## Objective
Within the listing below, locate all lines containing the word "standing". Copy each one.

## Data to process
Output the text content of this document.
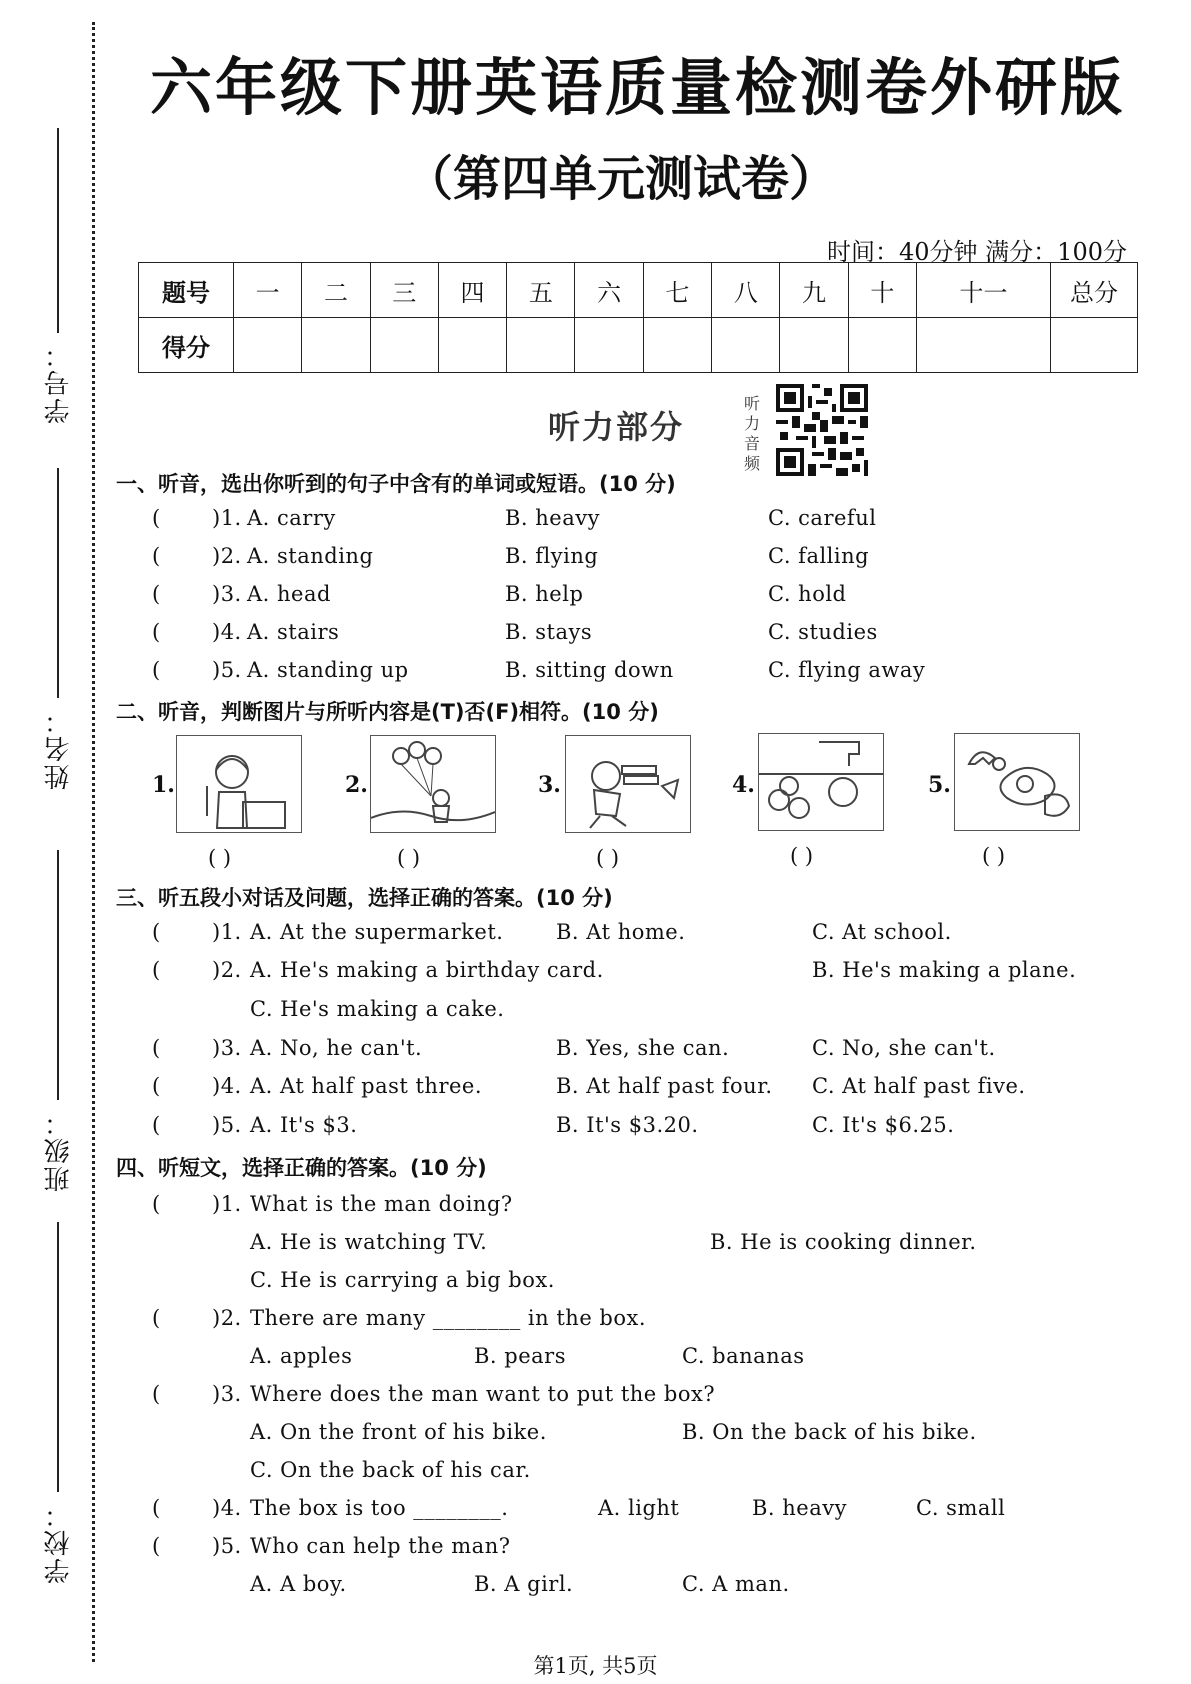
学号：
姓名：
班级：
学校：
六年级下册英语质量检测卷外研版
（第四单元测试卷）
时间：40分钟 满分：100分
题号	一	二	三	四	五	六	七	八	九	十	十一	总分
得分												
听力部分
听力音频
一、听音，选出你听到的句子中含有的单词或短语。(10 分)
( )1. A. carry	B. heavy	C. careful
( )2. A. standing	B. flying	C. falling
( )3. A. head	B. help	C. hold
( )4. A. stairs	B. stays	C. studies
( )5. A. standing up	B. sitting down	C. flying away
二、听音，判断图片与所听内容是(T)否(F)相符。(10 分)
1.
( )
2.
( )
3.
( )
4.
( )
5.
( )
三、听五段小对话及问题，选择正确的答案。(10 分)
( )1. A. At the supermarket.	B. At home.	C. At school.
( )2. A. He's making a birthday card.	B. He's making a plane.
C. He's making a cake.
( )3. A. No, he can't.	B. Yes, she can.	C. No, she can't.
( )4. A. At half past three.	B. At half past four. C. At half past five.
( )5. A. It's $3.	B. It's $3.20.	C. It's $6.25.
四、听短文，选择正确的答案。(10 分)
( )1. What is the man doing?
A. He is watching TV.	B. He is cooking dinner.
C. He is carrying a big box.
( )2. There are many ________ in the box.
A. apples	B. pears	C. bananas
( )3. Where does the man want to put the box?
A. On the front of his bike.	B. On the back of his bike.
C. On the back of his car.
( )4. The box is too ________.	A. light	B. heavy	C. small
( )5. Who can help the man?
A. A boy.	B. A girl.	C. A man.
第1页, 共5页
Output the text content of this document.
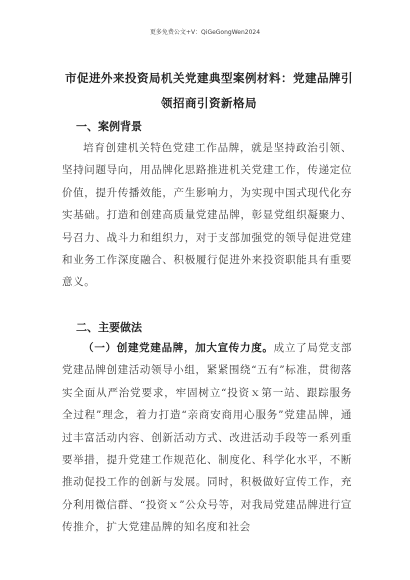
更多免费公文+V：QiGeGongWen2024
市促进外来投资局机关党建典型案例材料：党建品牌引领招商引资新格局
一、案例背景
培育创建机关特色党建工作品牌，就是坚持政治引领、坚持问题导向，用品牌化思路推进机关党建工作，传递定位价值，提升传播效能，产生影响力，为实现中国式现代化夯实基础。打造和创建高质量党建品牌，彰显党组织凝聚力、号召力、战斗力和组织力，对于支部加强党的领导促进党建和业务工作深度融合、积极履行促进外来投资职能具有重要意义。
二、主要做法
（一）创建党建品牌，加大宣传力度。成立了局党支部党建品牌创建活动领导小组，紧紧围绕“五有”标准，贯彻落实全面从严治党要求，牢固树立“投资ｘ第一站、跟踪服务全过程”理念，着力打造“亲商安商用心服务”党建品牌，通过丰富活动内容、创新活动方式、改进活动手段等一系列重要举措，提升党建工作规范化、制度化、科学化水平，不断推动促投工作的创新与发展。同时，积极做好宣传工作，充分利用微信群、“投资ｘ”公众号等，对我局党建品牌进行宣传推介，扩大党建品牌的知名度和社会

## Expected output
( )2. A. standing	B. flying	C. falling
( )5. A. standing up	B. sitting down	C. flying away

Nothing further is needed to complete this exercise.